* [Task requirements] Transcribe the entries exactly; images are not part of the copy.

(Records excerpted from a collection)
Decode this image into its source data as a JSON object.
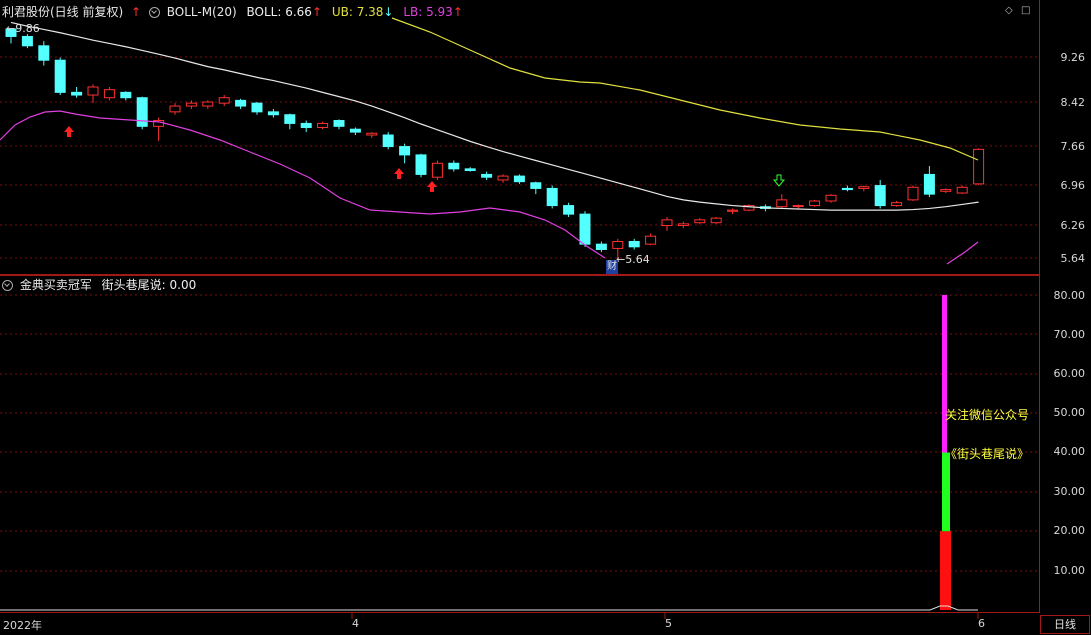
{
  "header": {
    "stock_name": "利君股份(日线 前复权)",
    "indicator": "BOLL-M(20)",
    "boll_text": "BOLL: 6.66",
    "ub_text": "UB: 7.38",
    "lb_text": "LB: 5.93",
    "up_arrow": "↑",
    "down_arrow": "↓"
  },
  "sub_header": {
    "indicator_name": "金典买卖冠军",
    "value_text": "街头巷尾说: 0.00"
  },
  "price_axis": [
    "9.26",
    "8.42",
    "7.66",
    "6.96",
    "6.26",
    "5.64"
  ],
  "volume_axis": [
    "80.00",
    "70.00",
    "60.00",
    "50.00",
    "40.00",
    "30.00",
    "20.00",
    "10.00"
  ],
  "date_axis": [
    "2022年",
    "4",
    "5",
    "6"
  ],
  "annotations": {
    "high_value": "9.86",
    "low_value": "5.64",
    "fin_badge": "财"
  },
  "overlay": {
    "line1": "关注微信公众号",
    "line2": "《街头巷尾说》"
  },
  "period_button": "日线",
  "colors": {
    "up": "#ff3030",
    "down": "#54ffff",
    "boll_mid": "#e8e8e8",
    "boll_ub": "#e0e040",
    "boll_lb": "#e040e0",
    "grid": "#7a0e0e",
    "frame": "#a01818"
  },
  "chart_data": {
    "type": "candlestick",
    "ohlc_approx": [
      [
        9.86,
        9.86,
        9.55,
        9.7
      ],
      [
        9.7,
        9.75,
        9.45,
        9.5
      ],
      [
        9.5,
        9.6,
        9.1,
        9.2
      ],
      [
        9.2,
        9.25,
        8.55,
        8.6
      ],
      [
        8.6,
        8.7,
        8.5,
        8.55
      ],
      [
        8.55,
        8.75,
        8.4,
        8.7
      ],
      [
        8.5,
        8.7,
        8.45,
        8.65
      ],
      [
        8.6,
        8.62,
        8.45,
        8.5
      ],
      [
        8.5,
        8.52,
        7.95,
        8.0
      ],
      [
        8.0,
        8.15,
        7.75,
        8.1
      ],
      [
        8.25,
        8.4,
        8.2,
        8.35
      ],
      [
        8.35,
        8.45,
        8.3,
        8.4
      ],
      [
        8.35,
        8.45,
        8.3,
        8.42
      ],
      [
        8.4,
        8.55,
        8.35,
        8.5
      ],
      [
        8.45,
        8.48,
        8.3,
        8.35
      ],
      [
        8.4,
        8.42,
        8.2,
        8.25
      ],
      [
        8.25,
        8.3,
        8.15,
        8.2
      ],
      [
        8.2,
        8.22,
        7.95,
        8.05
      ],
      [
        8.05,
        8.1,
        7.9,
        7.98
      ],
      [
        7.98,
        8.08,
        7.95,
        8.05
      ],
      [
        8.1,
        8.12,
        7.95,
        8.0
      ],
      [
        7.95,
        7.98,
        7.85,
        7.9
      ],
      [
        7.85,
        7.9,
        7.8,
        7.88
      ],
      [
        7.85,
        7.9,
        7.6,
        7.65
      ],
      [
        7.65,
        7.7,
        7.35,
        7.5
      ],
      [
        7.5,
        7.52,
        7.1,
        7.15
      ],
      [
        7.1,
        7.4,
        7.05,
        7.35
      ],
      [
        7.35,
        7.4,
        7.2,
        7.25
      ],
      [
        7.25,
        7.28,
        7.2,
        7.22
      ],
      [
        7.15,
        7.2,
        7.05,
        7.1
      ],
      [
        7.05,
        7.15,
        7.0,
        7.12
      ],
      [
        7.12,
        7.15,
        6.98,
        7.02
      ],
      [
        7.0,
        7.02,
        6.8,
        6.9
      ],
      [
        6.9,
        6.95,
        6.55,
        6.6
      ],
      [
        6.6,
        6.65,
        6.4,
        6.45
      ],
      [
        6.45,
        6.5,
        5.85,
        5.9
      ],
      [
        5.9,
        5.95,
        5.75,
        5.8
      ],
      [
        5.82,
        6.0,
        5.64,
        5.95
      ],
      [
        5.95,
        6.0,
        5.8,
        5.85
      ],
      [
        5.9,
        6.1,
        5.88,
        6.05
      ],
      [
        6.25,
        6.4,
        6.15,
        6.35
      ],
      [
        6.25,
        6.32,
        6.2,
        6.28
      ],
      [
        6.3,
        6.38,
        6.28,
        6.35
      ],
      [
        6.3,
        6.4,
        6.28,
        6.38
      ],
      [
        6.5,
        6.55,
        6.45,
        6.52
      ],
      [
        6.52,
        6.62,
        6.5,
        6.6
      ],
      [
        6.58,
        6.62,
        6.5,
        6.55
      ],
      [
        6.58,
        6.8,
        6.55,
        6.7
      ],
      [
        6.6,
        6.62,
        6.55,
        6.6
      ],
      [
        6.6,
        6.7,
        6.58,
        6.68
      ],
      [
        6.68,
        6.8,
        6.65,
        6.78
      ],
      [
        6.9,
        6.95,
        6.85,
        6.88
      ],
      [
        6.9,
        6.95,
        6.85,
        6.93
      ],
      [
        6.95,
        7.05,
        6.55,
        6.6
      ],
      [
        6.6,
        6.68,
        6.58,
        6.65
      ],
      [
        6.7,
        6.95,
        6.68,
        6.92
      ],
      [
        7.15,
        7.3,
        6.75,
        6.8
      ],
      [
        6.85,
        6.9,
        6.82,
        6.88
      ],
      [
        6.82,
        6.95,
        6.8,
        6.92
      ],
      [
        6.98,
        7.62,
        6.96,
        7.6
      ]
    ],
    "boll_mid_approx": [
      10.0,
      9.92,
      9.85,
      9.78,
      9.7,
      9.62,
      9.55,
      9.48,
      9.4,
      9.32,
      9.24,
      9.16,
      9.08,
      9.02,
      8.95,
      8.88,
      8.82,
      8.75,
      8.68,
      8.6,
      8.52,
      8.44,
      8.35,
      8.25,
      8.15,
      8.04,
      7.94,
      7.84,
      7.74,
      7.65,
      7.56,
      7.48,
      7.4,
      7.32,
      7.24,
      7.16,
      7.08,
      7.0,
      6.92,
      6.84,
      6.76,
      6.7,
      6.66,
      6.63,
      6.6,
      6.58,
      6.56,
      6.55,
      6.54,
      6.53,
      6.52,
      6.52,
      6.52,
      6.52,
      6.52,
      6.53,
      6.55,
      6.58,
      6.62,
      6.66
    ],
    "ub_points": "from (392,18) sloping down to (978,160)",
    "lb_approx": [
      7.65,
      7.95,
      8.1,
      8.08,
      8.02,
      7.96,
      7.9,
      7.8,
      7.7,
      7.6,
      7.45,
      7.3,
      7.15,
      7.05,
      6.95,
      6.85,
      6.78,
      6.72,
      6.66,
      6.62,
      6.55,
      6.48,
      6.35,
      6.2,
      5.95
    ],
    "signal_bar": {
      "label": "街头巷尾说",
      "red": 20,
      "green": 40,
      "magenta": 80
    }
  }
}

* [Expected answer]
Decode this image into its source data as a JSON object.
{
  "header": {
    "stock_name": "利君股份(日线 前复权)",
    "indicator": "BOLL-M(20)",
    "boll_text": "BOLL: 6.66",
    "ub_text": "UB: 7.38",
    "lb_text": "LB: 5.93",
    "up_arrow": "↑",
    "down_arrow": "↓"
  },
  "sub_header": {
    "indicator_name": "金典买卖冠军",
    "value_text": "街头巷尾说: 0.00"
  },
  "price_axis": [
    "9.26",
    "8.42",
    "7.66",
    "6.96",
    "6.26",
    "5.64"
  ],
  "volume_axis": [
    "80.00",
    "70.00",
    "60.00",
    "50.00",
    "40.00",
    "30.00",
    "20.00",
    "10.00"
  ],
  "date_axis": [
    "2022年",
    "4",
    "5",
    "6"
  ],
  "annotations": {
    "high_value": "9.86",
    "low_value": "5.64",
    "fin_badge": "财"
  },
  "overlay": {
    "line1": "关注微信公众号",
    "line2": "《街头巷尾说》"
  },
  "period_button": "日线",
  "colors": {
    "up": "#ff3030",
    "down": "#54ffff",
    "boll_mid": "#e8e8e8",
    "boll_ub": "#e0e040",
    "boll_lb": "#e040e0",
    "grid": "#7a0e0e",
    "frame": "#a01818"
  },
  "chart_data": {
    "type": "candlestick",
    "ohlc_approx": [
      [
        9.86,
        9.86,
        9.55,
        9.7
      ],
      [
        9.7,
        9.75,
        9.45,
        9.5
      ],
      [
        9.5,
        9.6,
        9.1,
        9.2
      ],
      [
        9.2,
        9.25,
        8.55,
        8.6
      ],
      [
        8.6,
        8.7,
        8.5,
        8.55
      ],
      [
        8.55,
        8.75,
        8.4,
        8.7
      ],
      [
        8.5,
        8.7,
        8.45,
        8.65
      ],
      [
        8.6,
        8.62,
        8.45,
        8.5
      ],
      [
        8.5,
        8.52,
        7.95,
        8.0
      ],
      [
        8.0,
        8.15,
        7.75,
        8.1
      ],
      [
        8.25,
        8.4,
        8.2,
        8.35
      ],
      [
        8.35,
        8.45,
        8.3,
        8.4
      ],
      [
        8.35,
        8.45,
        8.3,
        8.42
      ],
      [
        8.4,
        8.55,
        8.35,
        8.5
      ],
      [
        8.45,
        8.48,
        8.3,
        8.35
      ],
      [
        8.4,
        8.42,
        8.2,
        8.25
      ],
      [
        8.25,
        8.3,
        8.15,
        8.2
      ],
      [
        8.2,
        8.22,
        7.95,
        8.05
      ],
      [
        8.05,
        8.1,
        7.9,
        7.98
      ],
      [
        7.98,
        8.08,
        7.95,
        8.05
      ],
      [
        8.1,
        8.12,
        7.95,
        8.0
      ],
      [
        7.95,
        7.98,
        7.85,
        7.9
      ],
      [
        7.85,
        7.9,
        7.8,
        7.88
      ],
      [
        7.85,
        7.9,
        7.6,
        7.65
      ],
      [
        7.65,
        7.7,
        7.35,
        7.5
      ],
      [
        7.5,
        7.52,
        7.1,
        7.15
      ],
      [
        7.1,
        7.4,
        7.05,
        7.35
      ],
      [
        7.35,
        7.4,
        7.2,
        7.25
      ],
      [
        7.25,
        7.28,
        7.2,
        7.22
      ],
      [
        7.15,
        7.2,
        7.05,
        7.1
      ],
      [
        7.05,
        7.15,
        7.0,
        7.12
      ],
      [
        7.12,
        7.15,
        6.98,
        7.02
      ],
      [
        7.0,
        7.02,
        6.8,
        6.9
      ],
      [
        6.9,
        6.95,
        6.55,
        6.6
      ],
      [
        6.6,
        6.65,
        6.4,
        6.45
      ],
      [
        6.45,
        6.5,
        5.85,
        5.9
      ],
      [
        5.9,
        5.95,
        5.75,
        5.8
      ],
      [
        5.82,
        6.0,
        5.64,
        5.95
      ],
      [
        5.95,
        6.0,
        5.8,
        5.85
      ],
      [
        5.9,
        6.1,
        5.88,
        6.05
      ],
      [
        6.25,
        6.4,
        6.15,
        6.35
      ],
      [
        6.25,
        6.32,
        6.2,
        6.28
      ],
      [
        6.3,
        6.38,
        6.28,
        6.35
      ],
      [
        6.3,
        6.4,
        6.28,
        6.38
      ],
      [
        6.5,
        6.55,
        6.45,
        6.52
      ],
      [
        6.52,
        6.62,
        6.5,
        6.6
      ],
      [
        6.58,
        6.62,
        6.5,
        6.55
      ],
      [
        6.58,
        6.8,
        6.55,
        6.7
      ],
      [
        6.6,
        6.62,
        6.55,
        6.6
      ],
      [
        6.6,
        6.7,
        6.58,
        6.68
      ],
      [
        6.68,
        6.8,
        6.65,
        6.78
      ],
      [
        6.9,
        6.95,
        6.85,
        6.88
      ],
      [
        6.9,
        6.95,
        6.85,
        6.93
      ],
      [
        6.95,
        7.05,
        6.55,
        6.6
      ],
      [
        6.6,
        6.68,
        6.58,
        6.65
      ],
      [
        6.7,
        6.95,
        6.68,
        6.92
      ],
      [
        7.15,
        7.3,
        6.75,
        6.8
      ],
      [
        6.85,
        6.9,
        6.82,
        6.88
      ],
      [
        6.82,
        6.95,
        6.8,
        6.92
      ],
      [
        6.98,
        7.62,
        6.96,
        7.6
      ]
    ],
    "boll_mid_approx": [
      10.0,
      9.92,
      9.85,
      9.78,
      9.7,
      9.62,
      9.55,
      9.48,
      9.4,
      9.32,
      9.24,
      9.16,
      9.08,
      9.02,
      8.95,
      8.88,
      8.82,
      8.75,
      8.68,
      8.6,
      8.52,
      8.44,
      8.35,
      8.25,
      8.15,
      8.04,
      7.94,
      7.84,
      7.74,
      7.65,
      7.56,
      7.48,
      7.4,
      7.32,
      7.24,
      7.16,
      7.08,
      7.0,
      6.92,
      6.84,
      6.76,
      6.7,
      6.66,
      6.63,
      6.6,
      6.58,
      6.56,
      6.55,
      6.54,
      6.53,
      6.52,
      6.52,
      6.52,
      6.52,
      6.52,
      6.53,
      6.55,
      6.58,
      6.62,
      6.66
    ],
    "ub_points": "from (392,18) sloping down to (978,160)",
    "lb_approx": [
      7.65,
      7.95,
      8.1,
      8.08,
      8.02,
      7.96,
      7.9,
      7.8,
      7.7,
      7.6,
      7.45,
      7.3,
      7.15,
      7.05,
      6.95,
      6.85,
      6.78,
      6.72,
      6.66,
      6.62,
      6.55,
      6.48,
      6.35,
      6.2,
      5.95
    ],
    "signal_bar": {
      "label": "街头巷尾说",
      "red": 20,
      "green": 40,
      "magenta": 80
    }
  }
}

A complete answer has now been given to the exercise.